____ Source records
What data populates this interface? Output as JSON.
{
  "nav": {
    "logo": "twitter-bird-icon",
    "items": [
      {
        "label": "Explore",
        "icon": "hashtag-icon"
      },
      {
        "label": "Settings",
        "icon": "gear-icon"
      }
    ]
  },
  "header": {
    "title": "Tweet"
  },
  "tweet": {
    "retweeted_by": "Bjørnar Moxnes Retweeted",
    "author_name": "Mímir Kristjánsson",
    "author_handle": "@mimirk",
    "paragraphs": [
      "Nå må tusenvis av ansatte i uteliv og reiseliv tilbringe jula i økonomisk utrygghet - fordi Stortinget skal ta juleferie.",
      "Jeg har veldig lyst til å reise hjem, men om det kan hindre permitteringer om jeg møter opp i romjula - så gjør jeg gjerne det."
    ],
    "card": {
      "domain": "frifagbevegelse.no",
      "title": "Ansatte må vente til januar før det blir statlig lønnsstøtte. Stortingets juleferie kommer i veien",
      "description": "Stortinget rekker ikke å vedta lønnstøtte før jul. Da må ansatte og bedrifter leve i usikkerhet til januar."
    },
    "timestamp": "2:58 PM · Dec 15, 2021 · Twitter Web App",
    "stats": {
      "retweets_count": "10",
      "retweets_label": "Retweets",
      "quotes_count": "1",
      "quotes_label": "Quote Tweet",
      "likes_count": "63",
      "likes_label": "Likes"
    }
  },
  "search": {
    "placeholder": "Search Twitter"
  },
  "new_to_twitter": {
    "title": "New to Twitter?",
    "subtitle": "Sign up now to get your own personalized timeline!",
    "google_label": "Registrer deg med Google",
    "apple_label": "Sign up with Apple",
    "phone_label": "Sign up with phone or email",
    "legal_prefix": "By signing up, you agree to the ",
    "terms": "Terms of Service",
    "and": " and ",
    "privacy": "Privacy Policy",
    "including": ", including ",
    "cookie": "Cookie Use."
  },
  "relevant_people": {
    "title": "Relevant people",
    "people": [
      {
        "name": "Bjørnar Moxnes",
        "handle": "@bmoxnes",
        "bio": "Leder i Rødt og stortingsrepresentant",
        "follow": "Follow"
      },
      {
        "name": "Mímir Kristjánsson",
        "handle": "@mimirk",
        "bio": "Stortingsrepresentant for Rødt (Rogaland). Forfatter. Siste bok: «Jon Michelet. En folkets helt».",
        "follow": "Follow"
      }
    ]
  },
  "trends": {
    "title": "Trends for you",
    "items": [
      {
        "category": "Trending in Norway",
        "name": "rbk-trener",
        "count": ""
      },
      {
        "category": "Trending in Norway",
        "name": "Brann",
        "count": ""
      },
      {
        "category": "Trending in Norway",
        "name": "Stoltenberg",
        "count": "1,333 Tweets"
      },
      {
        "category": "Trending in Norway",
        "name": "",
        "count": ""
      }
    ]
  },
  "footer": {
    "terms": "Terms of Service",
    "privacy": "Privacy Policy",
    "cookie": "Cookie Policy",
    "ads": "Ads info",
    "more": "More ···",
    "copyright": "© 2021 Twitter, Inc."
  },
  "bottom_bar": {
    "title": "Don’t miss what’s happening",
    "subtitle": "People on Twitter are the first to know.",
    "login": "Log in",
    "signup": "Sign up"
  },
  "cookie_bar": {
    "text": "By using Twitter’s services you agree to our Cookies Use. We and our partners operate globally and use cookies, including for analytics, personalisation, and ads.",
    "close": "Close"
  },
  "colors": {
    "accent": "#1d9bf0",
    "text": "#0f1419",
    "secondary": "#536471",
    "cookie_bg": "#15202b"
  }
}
________
Problem to work on:
Return the material in full, exactly as shown.

Answer:
What data populates this interface? Output as JSON.
{
  "nav": {
    "logo": "twitter-bird-icon",
    "items": [
      {
        "label": "Explore",
        "icon": "hashtag-icon"
      },
      {
        "label": "Settings",
        "icon": "gear-icon"
      }
    ]
  },
  "header": {
    "title": "Tweet"
  },
  "tweet": {
    "retweeted_by": "Bjørnar Moxnes Retweeted",
    "author_name": "Mímir Kristjánsson",
    "author_handle": "@mimirk",
    "paragraphs": [
      "Nå må tusenvis av ansatte i uteliv og reiseliv tilbringe jula i økonomisk utrygghet - fordi Stortinget skal ta juleferie.",
      "Jeg har veldig lyst til å reise hjem, men om det kan hindre permitteringer om jeg møter opp i romjula - så gjør jeg gjerne det."
    ],
    "card": {
      "domain": "frifagbevegelse.no",
      "title": "Ansatte må vente til januar før det blir statlig lønnsstøtte. Stortingets juleferie kommer i veien",
      "description": "Stortinget rekker ikke å vedta lønnstøtte før jul. Da må ansatte og bedrifter leve i usikkerhet til januar."
    },
    "timestamp": "2:58 PM · Dec 15, 2021 · Twitter Web App",
    "stats": {
      "retweets_count": "10",
      "retweets_label": "Retweets",
      "quotes_count": "1",
      "quotes_label": "Quote Tweet",
      "likes_count": "63",
      "likes_label": "Likes"
    }
  },
  "search": {
    "placeholder": "Search Twitter"
  },
  "new_to_twitter": {
    "title": "New to Twitter?",
    "subtitle": "Sign up now to get your own personalized timeline!",
    "google_label": "Registrer deg med Google",
    "apple_label": "Sign up with Apple",
    "phone_label": "Sign up with phone or email",
    "legal_prefix": "By signing up, you agree to the ",
    "terms": "Terms of Service",
    "and": " and ",
    "privacy": "Privacy Policy",
    "including": ", including ",
    "cookie": "Cookie Use."
  },
  "relevant_people": {
    "title": "Relevant people",
    "people": [
      {
        "name": "Bjørnar Moxnes",
        "handle": "@bmoxnes",
        "bio": "Leder i Rødt og stortingsrepresentant",
        "follow": "Follow"
      },
      {
        "name": "Mímir Kristjánsson",
        "handle": "@mimirk",
        "bio": "Stortingsrepresentant for Rødt (Rogaland). Forfatter. Siste bok: «Jon Michelet. En folkets helt».",
        "follow": "Follow"
      }
    ]
  },
  "trends": {
    "title": "Trends for you",
    "items": [
      {
        "category": "Trending in Norway",
        "name": "rbk-trener",
        "count": ""
      },
      {
        "category": "Trending in Norway",
        "name": "Brann",
        "count": ""
      },
      {
        "category": "Trending in Norway",
        "name": "Stoltenberg",
        "count": "1,333 Tweets"
      },
      {
        "category": "Trending in Norway",
        "name": "",
        "count": ""
      }
    ]
  },
  "footer": {
    "terms": "Terms of Service",
    "privacy": "Privacy Policy",
    "cookie": "Cookie Policy",
    "ads": "Ads info",
    "more": "More ···",
    "copyright": "© 2021 Twitter, Inc."
  },
  "bottom_bar": {
    "title": "Don’t miss what’s happening",
    "subtitle": "People on Twitter are the first to know.",
    "login": "Log in",
    "signup": "Sign up"
  },
  "cookie_bar": {
    "text": "By using Twitter’s services you agree to our Cookies Use. We and our partners operate globally and use cookies, including for analytics, personalisation, and ads.",
    "close": "Close"
  },
  "colors": {
    "accent": "#1d9bf0",
    "text": "#0f1419",
    "secondary": "#536471",
    "cookie_bg": "#15202b"
  }
}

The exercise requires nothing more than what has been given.